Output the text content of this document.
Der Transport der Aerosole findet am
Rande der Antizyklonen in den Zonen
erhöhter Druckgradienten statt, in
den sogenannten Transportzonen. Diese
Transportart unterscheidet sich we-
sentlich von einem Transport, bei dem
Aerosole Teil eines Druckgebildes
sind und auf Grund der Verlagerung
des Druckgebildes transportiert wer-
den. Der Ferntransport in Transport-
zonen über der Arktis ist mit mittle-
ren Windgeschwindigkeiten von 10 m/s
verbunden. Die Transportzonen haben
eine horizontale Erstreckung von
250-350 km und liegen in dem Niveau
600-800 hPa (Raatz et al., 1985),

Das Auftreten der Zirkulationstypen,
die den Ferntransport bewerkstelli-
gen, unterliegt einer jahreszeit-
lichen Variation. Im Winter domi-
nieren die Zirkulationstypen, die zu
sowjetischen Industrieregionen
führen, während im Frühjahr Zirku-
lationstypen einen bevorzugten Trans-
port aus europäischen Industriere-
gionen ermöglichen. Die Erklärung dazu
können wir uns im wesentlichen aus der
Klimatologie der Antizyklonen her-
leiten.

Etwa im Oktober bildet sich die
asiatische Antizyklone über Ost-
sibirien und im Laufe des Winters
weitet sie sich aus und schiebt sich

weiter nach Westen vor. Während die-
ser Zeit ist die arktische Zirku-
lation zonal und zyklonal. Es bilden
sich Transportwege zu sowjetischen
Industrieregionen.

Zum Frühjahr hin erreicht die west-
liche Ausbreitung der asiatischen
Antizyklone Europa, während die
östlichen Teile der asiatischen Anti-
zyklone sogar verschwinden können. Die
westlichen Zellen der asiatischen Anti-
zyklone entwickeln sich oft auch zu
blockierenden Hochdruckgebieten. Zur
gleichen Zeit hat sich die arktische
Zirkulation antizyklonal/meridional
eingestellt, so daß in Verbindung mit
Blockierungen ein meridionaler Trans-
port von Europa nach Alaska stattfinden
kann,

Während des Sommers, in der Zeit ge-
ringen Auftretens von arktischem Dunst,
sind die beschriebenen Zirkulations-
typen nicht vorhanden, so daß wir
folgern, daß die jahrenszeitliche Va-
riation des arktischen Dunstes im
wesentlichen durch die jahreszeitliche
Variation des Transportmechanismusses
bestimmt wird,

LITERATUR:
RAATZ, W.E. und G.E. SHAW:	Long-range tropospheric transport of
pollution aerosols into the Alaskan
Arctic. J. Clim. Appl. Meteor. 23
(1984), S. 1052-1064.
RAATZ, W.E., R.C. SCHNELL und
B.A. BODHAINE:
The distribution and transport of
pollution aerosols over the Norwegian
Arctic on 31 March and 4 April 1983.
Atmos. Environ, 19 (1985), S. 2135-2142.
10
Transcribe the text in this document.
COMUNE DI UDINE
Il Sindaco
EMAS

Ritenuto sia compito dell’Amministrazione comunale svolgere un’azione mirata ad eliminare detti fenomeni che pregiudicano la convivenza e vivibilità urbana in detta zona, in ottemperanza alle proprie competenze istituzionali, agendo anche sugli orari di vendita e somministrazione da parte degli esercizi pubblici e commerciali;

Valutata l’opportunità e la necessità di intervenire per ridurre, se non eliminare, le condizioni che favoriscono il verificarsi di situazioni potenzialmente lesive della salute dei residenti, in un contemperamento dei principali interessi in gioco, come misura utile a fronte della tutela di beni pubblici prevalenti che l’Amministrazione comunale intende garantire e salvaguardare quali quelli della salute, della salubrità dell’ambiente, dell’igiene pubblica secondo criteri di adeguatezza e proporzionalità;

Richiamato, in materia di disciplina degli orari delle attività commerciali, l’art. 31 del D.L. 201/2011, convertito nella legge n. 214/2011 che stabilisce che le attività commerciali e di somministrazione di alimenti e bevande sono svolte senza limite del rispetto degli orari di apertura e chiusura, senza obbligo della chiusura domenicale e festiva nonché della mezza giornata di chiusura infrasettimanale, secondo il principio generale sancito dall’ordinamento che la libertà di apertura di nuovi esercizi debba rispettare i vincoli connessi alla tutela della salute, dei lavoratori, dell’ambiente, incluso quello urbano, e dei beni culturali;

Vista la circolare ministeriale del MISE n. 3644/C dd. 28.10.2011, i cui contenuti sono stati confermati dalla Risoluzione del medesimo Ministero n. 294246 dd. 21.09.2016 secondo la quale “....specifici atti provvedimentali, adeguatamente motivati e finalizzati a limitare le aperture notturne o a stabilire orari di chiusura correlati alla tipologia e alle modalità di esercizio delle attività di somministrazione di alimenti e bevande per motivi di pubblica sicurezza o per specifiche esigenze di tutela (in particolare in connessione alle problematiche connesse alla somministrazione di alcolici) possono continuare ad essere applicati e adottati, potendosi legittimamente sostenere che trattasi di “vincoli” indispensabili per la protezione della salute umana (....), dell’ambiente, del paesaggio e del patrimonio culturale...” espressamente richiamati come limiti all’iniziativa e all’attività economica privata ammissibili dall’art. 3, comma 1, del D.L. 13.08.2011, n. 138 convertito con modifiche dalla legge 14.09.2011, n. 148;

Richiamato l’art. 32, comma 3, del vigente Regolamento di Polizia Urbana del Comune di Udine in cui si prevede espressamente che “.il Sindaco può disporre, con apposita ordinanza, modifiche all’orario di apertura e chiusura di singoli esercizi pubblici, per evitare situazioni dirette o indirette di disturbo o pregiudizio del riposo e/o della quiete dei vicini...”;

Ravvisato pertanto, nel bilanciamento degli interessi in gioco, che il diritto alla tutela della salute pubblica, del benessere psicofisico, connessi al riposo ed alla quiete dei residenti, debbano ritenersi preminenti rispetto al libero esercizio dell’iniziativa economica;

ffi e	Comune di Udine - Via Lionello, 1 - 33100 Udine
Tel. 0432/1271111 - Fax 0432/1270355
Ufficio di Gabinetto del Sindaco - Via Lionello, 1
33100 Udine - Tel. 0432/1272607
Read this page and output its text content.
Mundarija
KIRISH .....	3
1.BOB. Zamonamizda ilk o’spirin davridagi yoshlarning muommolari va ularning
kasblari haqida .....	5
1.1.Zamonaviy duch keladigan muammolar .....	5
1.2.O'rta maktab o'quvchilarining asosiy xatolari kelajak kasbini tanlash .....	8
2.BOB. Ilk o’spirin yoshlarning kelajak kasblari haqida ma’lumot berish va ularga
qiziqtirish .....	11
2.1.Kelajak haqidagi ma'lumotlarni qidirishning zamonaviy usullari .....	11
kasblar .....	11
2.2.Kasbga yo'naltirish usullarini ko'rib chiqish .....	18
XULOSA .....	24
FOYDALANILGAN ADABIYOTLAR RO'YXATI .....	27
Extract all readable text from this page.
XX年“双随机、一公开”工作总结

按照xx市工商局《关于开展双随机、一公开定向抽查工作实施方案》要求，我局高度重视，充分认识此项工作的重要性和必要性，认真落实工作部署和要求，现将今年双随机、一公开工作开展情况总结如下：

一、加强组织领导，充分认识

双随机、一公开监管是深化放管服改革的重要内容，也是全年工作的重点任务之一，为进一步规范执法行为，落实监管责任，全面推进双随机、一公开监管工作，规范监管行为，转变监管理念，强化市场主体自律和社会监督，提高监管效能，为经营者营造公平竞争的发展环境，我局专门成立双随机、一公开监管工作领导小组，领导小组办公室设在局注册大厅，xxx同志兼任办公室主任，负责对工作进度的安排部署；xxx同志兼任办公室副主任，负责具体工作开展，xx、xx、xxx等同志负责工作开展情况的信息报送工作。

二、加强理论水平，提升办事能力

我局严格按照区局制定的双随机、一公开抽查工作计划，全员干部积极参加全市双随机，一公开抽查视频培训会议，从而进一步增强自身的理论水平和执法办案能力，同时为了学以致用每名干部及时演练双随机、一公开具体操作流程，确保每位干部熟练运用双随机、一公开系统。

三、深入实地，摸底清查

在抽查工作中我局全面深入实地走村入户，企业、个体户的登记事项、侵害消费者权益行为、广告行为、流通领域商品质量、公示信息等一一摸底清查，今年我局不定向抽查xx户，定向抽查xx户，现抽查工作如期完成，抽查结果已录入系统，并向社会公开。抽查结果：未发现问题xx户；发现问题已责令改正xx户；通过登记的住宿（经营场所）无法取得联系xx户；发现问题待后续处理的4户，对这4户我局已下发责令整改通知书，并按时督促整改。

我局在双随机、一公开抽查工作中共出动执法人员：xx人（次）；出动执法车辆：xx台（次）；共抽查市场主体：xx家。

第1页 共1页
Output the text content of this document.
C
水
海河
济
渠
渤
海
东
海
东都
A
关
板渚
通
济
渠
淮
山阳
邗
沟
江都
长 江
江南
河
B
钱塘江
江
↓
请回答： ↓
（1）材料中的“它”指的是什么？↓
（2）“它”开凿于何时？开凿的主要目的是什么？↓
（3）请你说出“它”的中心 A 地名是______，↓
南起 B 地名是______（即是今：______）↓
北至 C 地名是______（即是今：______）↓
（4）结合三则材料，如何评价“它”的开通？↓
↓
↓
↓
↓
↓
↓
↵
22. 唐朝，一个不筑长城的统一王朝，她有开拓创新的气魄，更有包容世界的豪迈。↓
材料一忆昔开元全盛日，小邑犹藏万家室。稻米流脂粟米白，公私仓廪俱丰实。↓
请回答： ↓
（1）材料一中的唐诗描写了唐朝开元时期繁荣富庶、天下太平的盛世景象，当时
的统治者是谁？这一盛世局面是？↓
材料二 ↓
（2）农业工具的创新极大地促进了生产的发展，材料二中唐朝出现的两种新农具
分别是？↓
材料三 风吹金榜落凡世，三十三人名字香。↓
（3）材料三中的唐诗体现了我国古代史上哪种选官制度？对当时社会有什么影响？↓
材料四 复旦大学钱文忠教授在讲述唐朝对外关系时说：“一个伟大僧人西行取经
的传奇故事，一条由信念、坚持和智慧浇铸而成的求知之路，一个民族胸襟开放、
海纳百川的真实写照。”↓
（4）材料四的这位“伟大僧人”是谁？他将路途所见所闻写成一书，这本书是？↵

^^^^^^^^^^^^^^^^

:: Problem ::
Gather each line in the entries above where the string "Frühjahr" is found.

:: Result for this task ::
führen, während im Frühjahr Zirku-
Zum Frühjahr hin erreicht die west-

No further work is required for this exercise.